* **What you are asked to do**
Check each line below for the word "Midi", and copy those that have it.

* **Listing**

------------------------

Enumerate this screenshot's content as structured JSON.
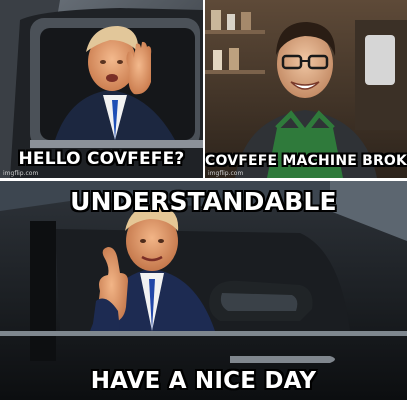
{
  "panels": [
    {
      "caption": "HELLO COVFEFE?",
      "watermark": "imgflip.com"
    },
    {
      "caption": "COVFEFE MACHINE BROKE",
      "watermark": "imgflip.com"
    },
    {
      "caption_top": "UNDERSTANDABLE",
      "caption_bottom": "HAVE A NICE DAY"
    }
  ]
}
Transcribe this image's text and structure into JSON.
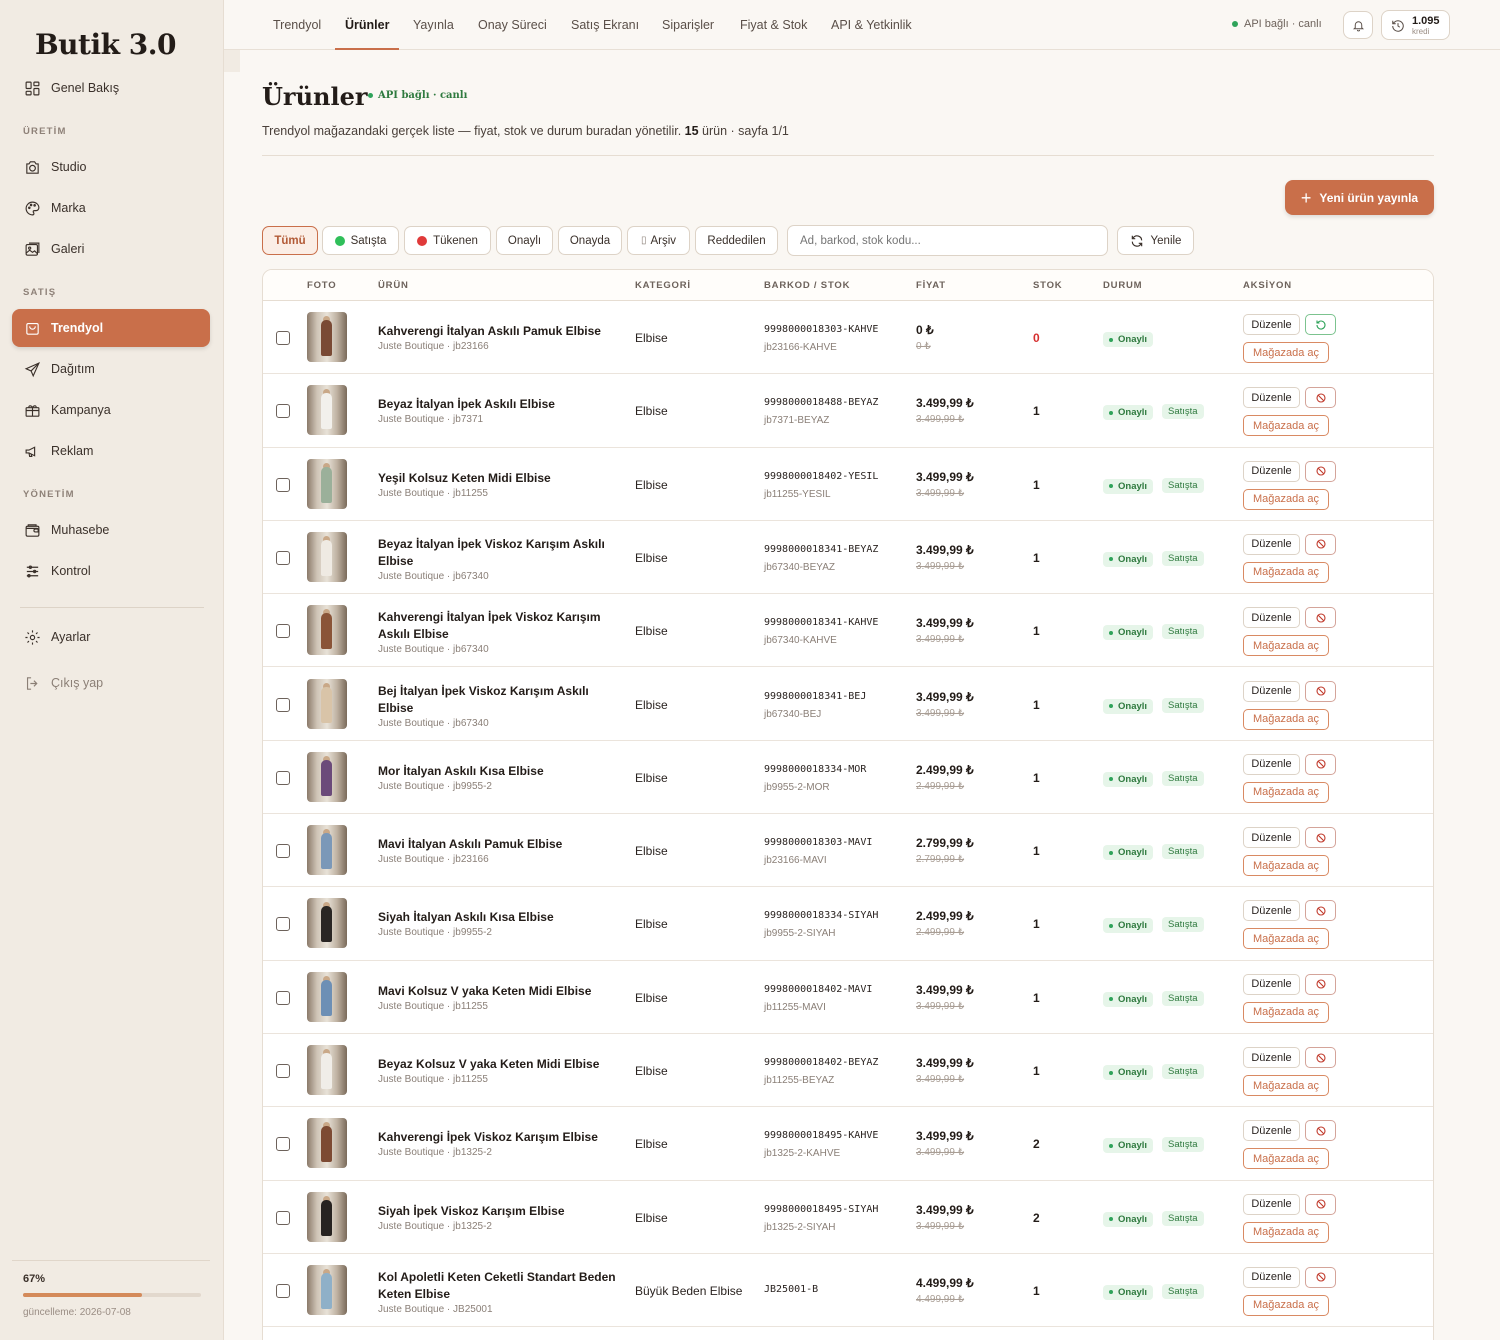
{
  "app": {
    "logo": "Butik 3.0"
  },
  "sidebar": {
    "overview": "Genel Bakış",
    "sections": {
      "production": "ÜRETİM",
      "sales": "SATIŞ",
      "management": "YÖNETİM"
    },
    "items": {
      "studio": "Studio",
      "brand": "Marka",
      "gallery": "Galeri",
      "trendyol": "Trendyol",
      "distribution": "Dağıtım",
      "campaign": "Kampanya",
      "ads": "Reklam",
      "accounting": "Muhasebe",
      "control": "Kontrol",
      "settings": "Ayarlar",
      "logout": "Çıkış yap"
    },
    "progress": {
      "label": "67%",
      "value": 0.67,
      "updated": "güncelleme: 2026-07-08"
    }
  },
  "topbar": {
    "tabs": [
      "Trendyol",
      "Ürünler",
      "Yayınla",
      "Onay Süreci",
      "Satış Ekranı",
      "Siparişler",
      "Fiyat & Stok",
      "API & Yetkinlik"
    ],
    "active_tab": "Ürünler",
    "api_status": "API bağlı · canlı",
    "credits": {
      "value": "1.095",
      "label": "kredi"
    }
  },
  "header": {
    "title": "Ürünler",
    "badge": "API bağlı · canlı",
    "subtitle_pre": "Trendyol mağazandaki gerçek liste — fiyat, stok ve durum buradan yönetilir. ",
    "count": "15",
    "subtitle_post": " ürün · sayfa 1/1",
    "new_button": "Yeni ürün yayınla"
  },
  "filters": {
    "chips": [
      "Tümü",
      "Satışta",
      "Tükenen",
      "Onaylı",
      "Onayda",
      "Arşiv",
      "Reddedilen"
    ],
    "active": "Tümü",
    "search_placeholder": "Ad, barkod, stok kodu...",
    "refresh": "Yenile"
  },
  "table": {
    "columns": [
      "FOTO",
      "ÜRÜN",
      "KATEGORİ",
      "BARKOD / STOK",
      "FİYAT",
      "STOK",
      "DURUM",
      "AKSİYON"
    ],
    "actions": {
      "edit": "Düzenle",
      "open_store": "Mağazada aç"
    },
    "rows": [
      {
        "name": "Kahverengi İtalyan Askılı Pamuk Elbise",
        "meta": "Juste Boutique · jb23166",
        "category": "Elbise",
        "barcode": "9998000018303-KAHVE",
        "sku": "jb23166-KAHVE",
        "price": "0 ₺",
        "old_price": "0 ₺",
        "stock": "0",
        "status": "Onaylı",
        "sale": "",
        "dress": "#7a4a35"
      },
      {
        "name": "Beyaz İtalyan İpek Askılı Elbise",
        "meta": "Juste Boutique · jb7371",
        "category": "Elbise",
        "barcode": "9998000018488-BEYAZ",
        "sku": "jb7371-BEYAZ",
        "price": "3.499,99 ₺",
        "old_price": "3.499,99 ₺",
        "stock": "1",
        "status": "Onaylı",
        "sale": "Satışta",
        "dress": "#f2f0ec"
      },
      {
        "name": "Yeşil Kolsuz Keten Midi Elbise",
        "meta": "Juste Boutique · jb11255",
        "category": "Elbise",
        "barcode": "9998000018402-YESIL",
        "sku": "jb11255-YESIL",
        "price": "3.499,99 ₺",
        "old_price": "3.499,99 ₺",
        "stock": "1",
        "status": "Onaylı",
        "sale": "Satışta",
        "dress": "#9bb09a"
      },
      {
        "name": "Beyaz İtalyan İpek Viskoz Karışım Askılı Elbise",
        "meta": "Juste Boutique · jb67340",
        "category": "Elbise",
        "barcode": "9998000018341-BEYAZ",
        "sku": "jb67340-BEYAZ",
        "price": "3.499,99 ₺",
        "old_price": "3.499,99 ₺",
        "stock": "1",
        "status": "Onaylı",
        "sale": "Satışta",
        "dress": "#efeae3"
      },
      {
        "name": "Kahverengi İtalyan İpek Viskoz Karışım Askılı Elbise",
        "meta": "Juste Boutique · jb67340",
        "category": "Elbise",
        "barcode": "9998000018341-KAHVE",
        "sku": "jb67340-KAHVE",
        "price": "3.499,99 ₺",
        "old_price": "3.499,99 ₺",
        "stock": "1",
        "status": "Onaylı",
        "sale": "Satışta",
        "dress": "#8a5438"
      },
      {
        "name": "Bej İtalyan İpek Viskoz Karışım Askılı Elbise",
        "meta": "Juste Boutique · jb67340",
        "category": "Elbise",
        "barcode": "9998000018341-BEJ",
        "sku": "jb67340-BEJ",
        "price": "3.499,99 ₺",
        "old_price": "3.499,99 ₺",
        "stock": "1",
        "status": "Onaylı",
        "sale": "Satışta",
        "dress": "#d9c4a8"
      },
      {
        "name": "Mor İtalyan Askılı Kısa Elbise",
        "meta": "Juste Boutique · jb9955-2",
        "category": "Elbise",
        "barcode": "9998000018334-MOR",
        "sku": "jb9955-2-MOR",
        "price": "2.499,99 ₺",
        "old_price": "2.499,99 ₺",
        "stock": "1",
        "status": "Onaylı",
        "sale": "Satışta",
        "dress": "#6b4a7a"
      },
      {
        "name": "Mavi İtalyan Askılı Pamuk Elbise",
        "meta": "Juste Boutique · jb23166",
        "category": "Elbise",
        "barcode": "9998000018303-MAVI",
        "sku": "jb23166-MAVI",
        "price": "2.799,99 ₺",
        "old_price": "2.799,99 ₺",
        "stock": "1",
        "status": "Onaylı",
        "sale": "Satışta",
        "dress": "#7b98b8"
      },
      {
        "name": "Siyah İtalyan Askılı Kısa Elbise",
        "meta": "Juste Boutique · jb9955-2",
        "category": "Elbise",
        "barcode": "9998000018334-SIYAH",
        "sku": "jb9955-2-SIYAH",
        "price": "2.499,99 ₺",
        "old_price": "2.499,99 ₺",
        "stock": "1",
        "status": "Onaylı",
        "sale": "Satışta",
        "dress": "#2a2624"
      },
      {
        "name": "Mavi Kolsuz V yaka Keten Midi Elbise",
        "meta": "Juste Boutique · jb11255",
        "category": "Elbise",
        "barcode": "9998000018402-MAVI",
        "sku": "jb11255-MAVI",
        "price": "3.499,99 ₺",
        "old_price": "3.499,99 ₺",
        "stock": "1",
        "status": "Onaylı",
        "sale": "Satışta",
        "dress": "#6d8fb5"
      },
      {
        "name": "Beyaz Kolsuz V yaka Keten Midi Elbise",
        "meta": "Juste Boutique · jb11255",
        "category": "Elbise",
        "barcode": "9998000018402-BEYAZ",
        "sku": "jb11255-BEYAZ",
        "price": "3.499,99 ₺",
        "old_price": "3.499,99 ₺",
        "stock": "1",
        "status": "Onaylı",
        "sale": "Satışta",
        "dress": "#f0ede8"
      },
      {
        "name": "Kahverengi İpek Viskoz Karışım Elbise",
        "meta": "Juste Boutique · jb1325-2",
        "category": "Elbise",
        "barcode": "9998000018495-KAHVE",
        "sku": "jb1325-2-KAHVE",
        "price": "3.499,99 ₺",
        "old_price": "3.499,99 ₺",
        "stock": "2",
        "status": "Onaylı",
        "sale": "Satışta",
        "dress": "#7d4a33"
      },
      {
        "name": "Siyah İpek Viskoz Karışım Elbise",
        "meta": "Juste Boutique · jb1325-2",
        "category": "Elbise",
        "barcode": "9998000018495-SIYAH",
        "sku": "jb1325-2-SIYAH",
        "price": "3.499,99 ₺",
        "old_price": "3.499,99 ₺",
        "stock": "2",
        "status": "Onaylı",
        "sale": "Satışta",
        "dress": "#272321"
      },
      {
        "name": "Kol Apoletli Keten Ceketli Standart Beden Keten Elbise",
        "meta": "Juste Boutique · JB25001",
        "category": "Büyük Beden Elbise",
        "barcode": "JB25001-B",
        "sku": "",
        "price": "4.499,99 ₺",
        "old_price": "4.499,99 ₺",
        "stock": "1",
        "status": "Onaylı",
        "sale": "Satışta",
        "dress": "#8fb0c8"
      }
    ]
  },
  "colors": {
    "accent": "#c96f4a",
    "success": "#2fa35a",
    "danger": "#d62f2f"
  }
}
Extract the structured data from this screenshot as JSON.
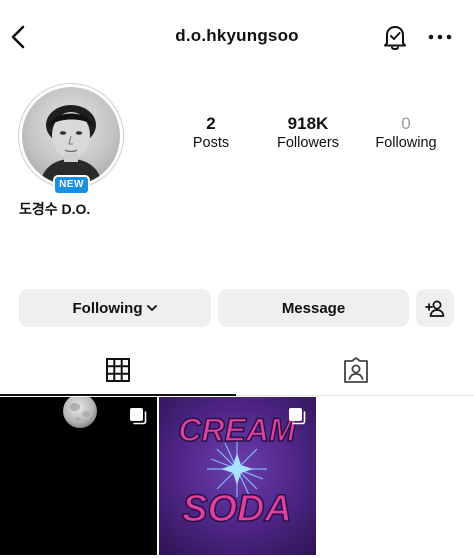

------------------------

* **Worked solution**
        "name": "Yeşil Kolsuz Keten Midi Elbise",
        "name": "Mavi Kolsuz V yaka Keten Midi Elbise",
        "name": "Beyaz Kolsuz V yaka Keten Midi Elbise",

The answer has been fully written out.